→ WHAT TO DO
Return each line that holds the word "Accessory".

---+---

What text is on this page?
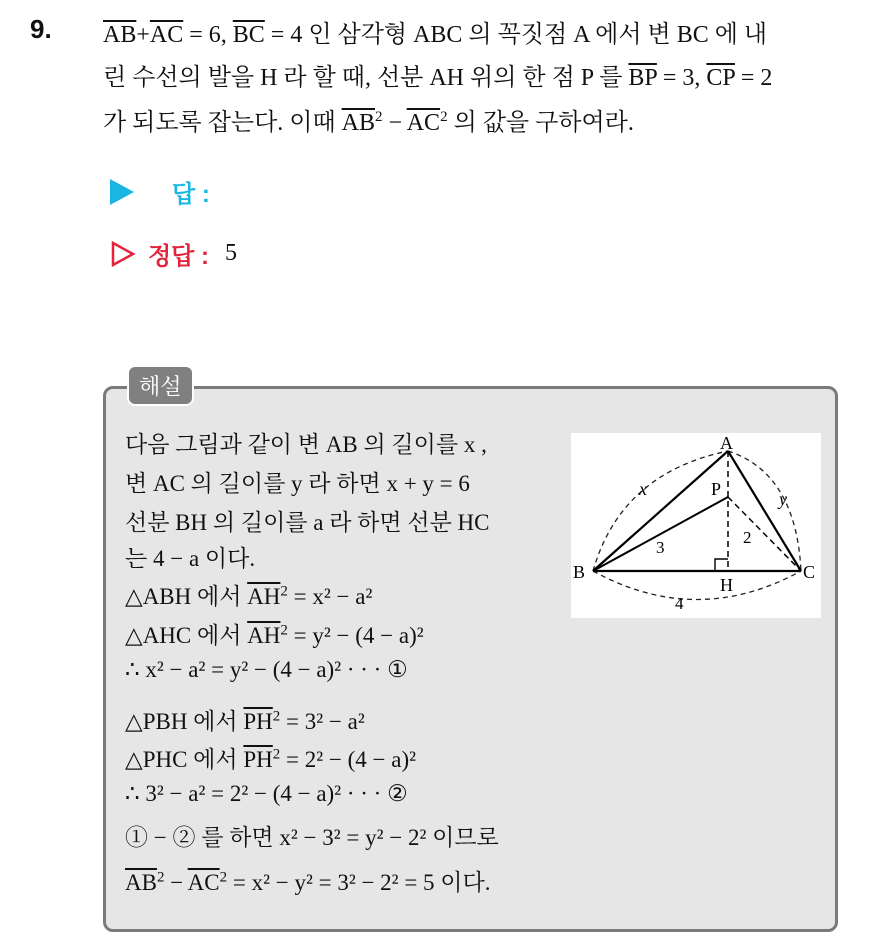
9. $\overline{AB}+\overline{AC} = 6$, $\overline{BC} = 4$ 인 삼각형 ABC 의 꼭짓점 A 에서 변 BC 에 내
린 수선의 발을 H 라 할 때, 선분 AH 위의 한 점 P 를 $\overline{BP} = 3$, $\overline{CP} = 2$
가 되도록 잡는다. 이때 $\overline{AB}^2 - \overline{AC}^2$ 의 값을 구하여라.
답 :
정답 : 5
해설
다음 그림과 같이 변 AB 의 길이를 x ,
변 AC 의 길이를 y 라 하면 x + y = 6
선분 BH 의 길이를 a 라 하면 선분 HC
는 4 − a 이다.
△ABH 에서 $\overline{AH}^2 = x^2 - a^2$
△AHC 에서 $\overline{AH}^2 = y^2 - (4 - a)^2$
∴ x² − a² = y² − (4 − a)² · · · ①
△PBH 에서 $\overline{PH}^2 = 3^2 - a^2$
△PHC 에서 $\overline{PH}^2 = 2^2 - (4 - a)^2$
∴ 3² − a² = 2² − (4 − a)² · · · ②
① − ② 를 하면 x² − 3² = y² − 2² 이므로
$\overline{AB}^2 - \overline{AC}^2 = x^2 - y^2 = 3^2 - 2^2 = 5$ 이다.
A
B	C
H
P
x	y
3
2
4
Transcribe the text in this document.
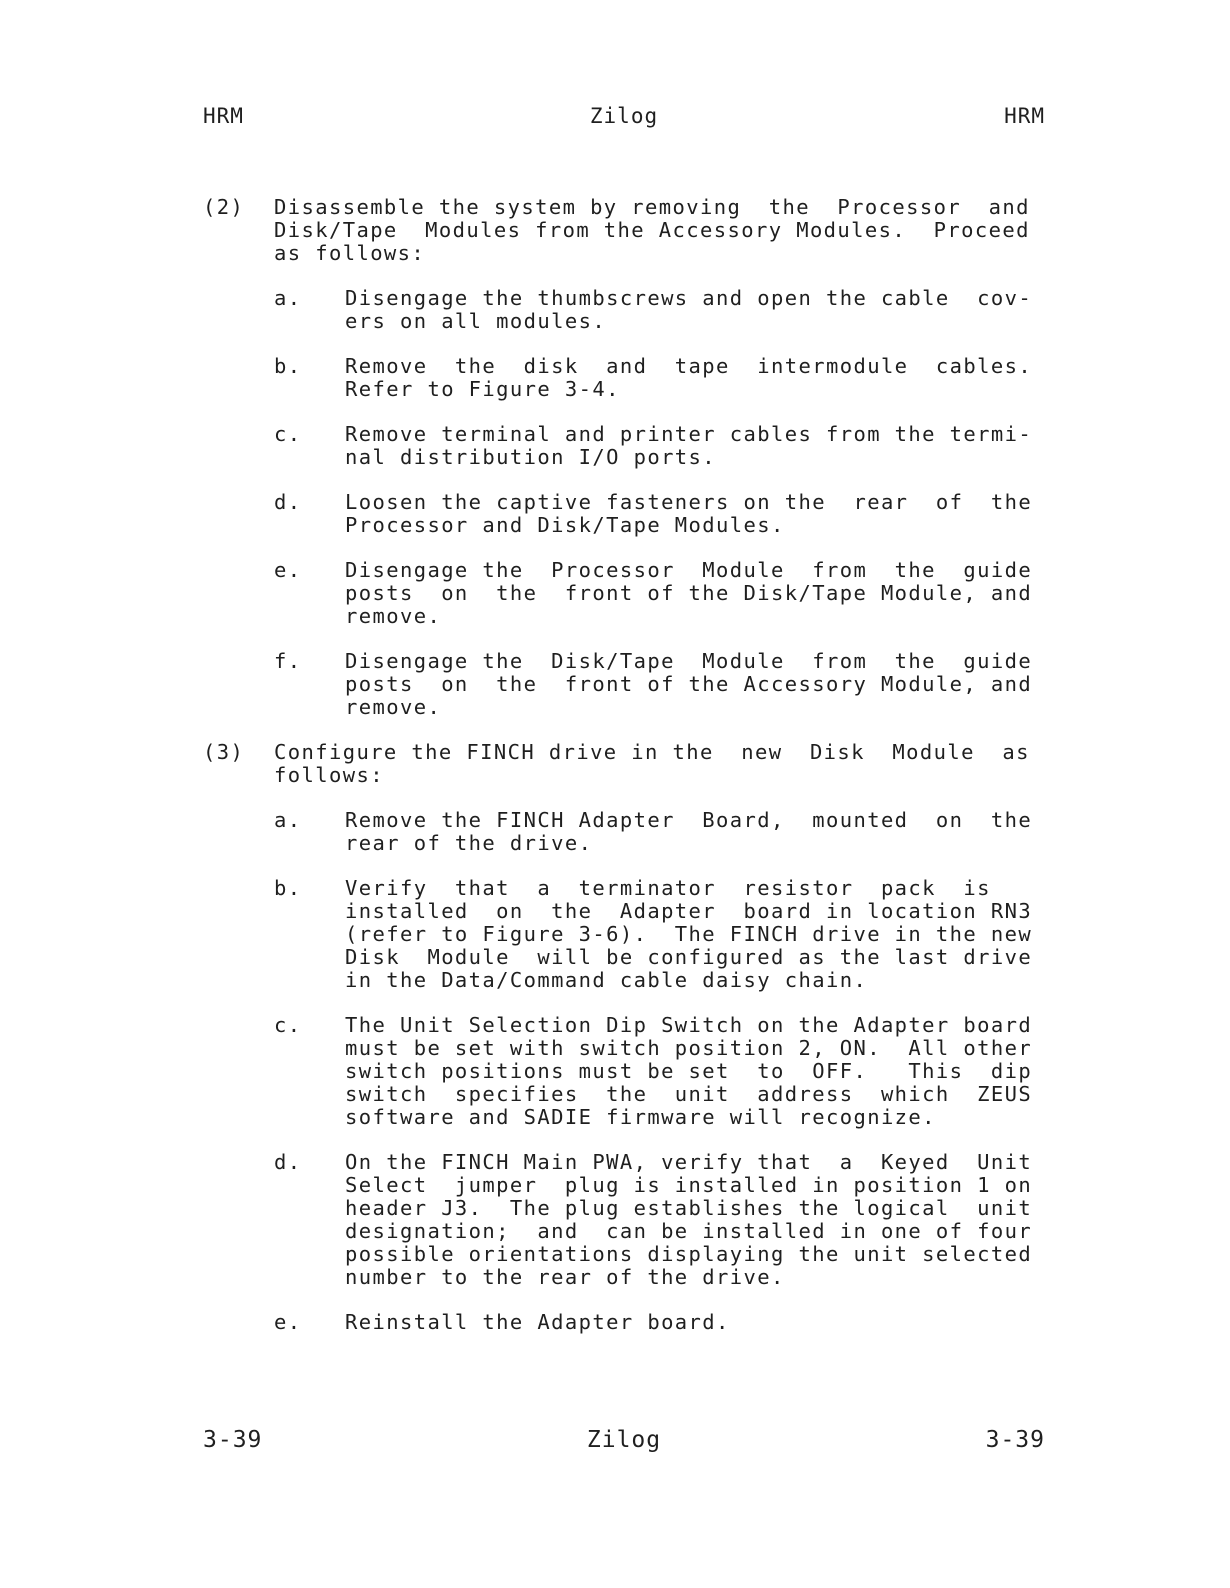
HRM	Zilog	HRM
(2)	Disassemble the system by removing  the  Processor  and
Disk/Tape  Modules from the Accessory Modules.  Proceed
as follows:
a.	Disengage the thumbscrews and open the cable  cov-
ers on all modules.
b.	Remove  the  disk  and  tape  intermodule  cables.
Refer to Figure 3-4.
c.	Remove terminal and printer cables from the termi-
nal distribution I/O ports.
d.	Loosen the captive fasteners on the  rear  of  the
Processor and Disk/Tape Modules.
e.	Disengage the  Processor  Module  from  the  guide
posts  on  the  front of the Disk/Tape Module, and
remove.
f.	Disengage the  Disk/Tape  Module  from  the  guide
posts  on  the  front of the Accessory Module, and
remove.
(3)	Configure the FINCH drive in the  new  Disk  Module  as
follows:
a.	Remove the FINCH Adapter  Board,  mounted  on  the
rear of the drive.
b.	Verify  that  a  terminator  resistor  pack  is
installed  on  the  Adapter  board in location RN3
(refer to Figure 3-6).  The FINCH drive in the new
Disk  Module  will be configured as the last drive
in the Data/Command cable daisy chain.
c.	The Unit Selection Dip Switch on the Adapter board
must be set with switch position 2, ON.  All other
switch positions must be set  to  OFF.   This  dip
switch  specifies  the  unit  address  which  ZEUS
software and SADIE firmware will recognize.
d.	On the FINCH Main PWA, verify that  a  Keyed  Unit
Select  jumper  plug is installed in position 1 on
header J3.  The plug establishes the logical  unit
designation;  and  can be installed in one of four
possible orientations displaying the unit selected
number to the rear of the drive.
e.	Reinstall the Adapter board.
3-39	Zilog	3-39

---+---

→ EXERCISE ANSWER
Disk/Tape  Modules from the Accessory Modules.  Proceed
posts  on  the  front of the Accessory Module, and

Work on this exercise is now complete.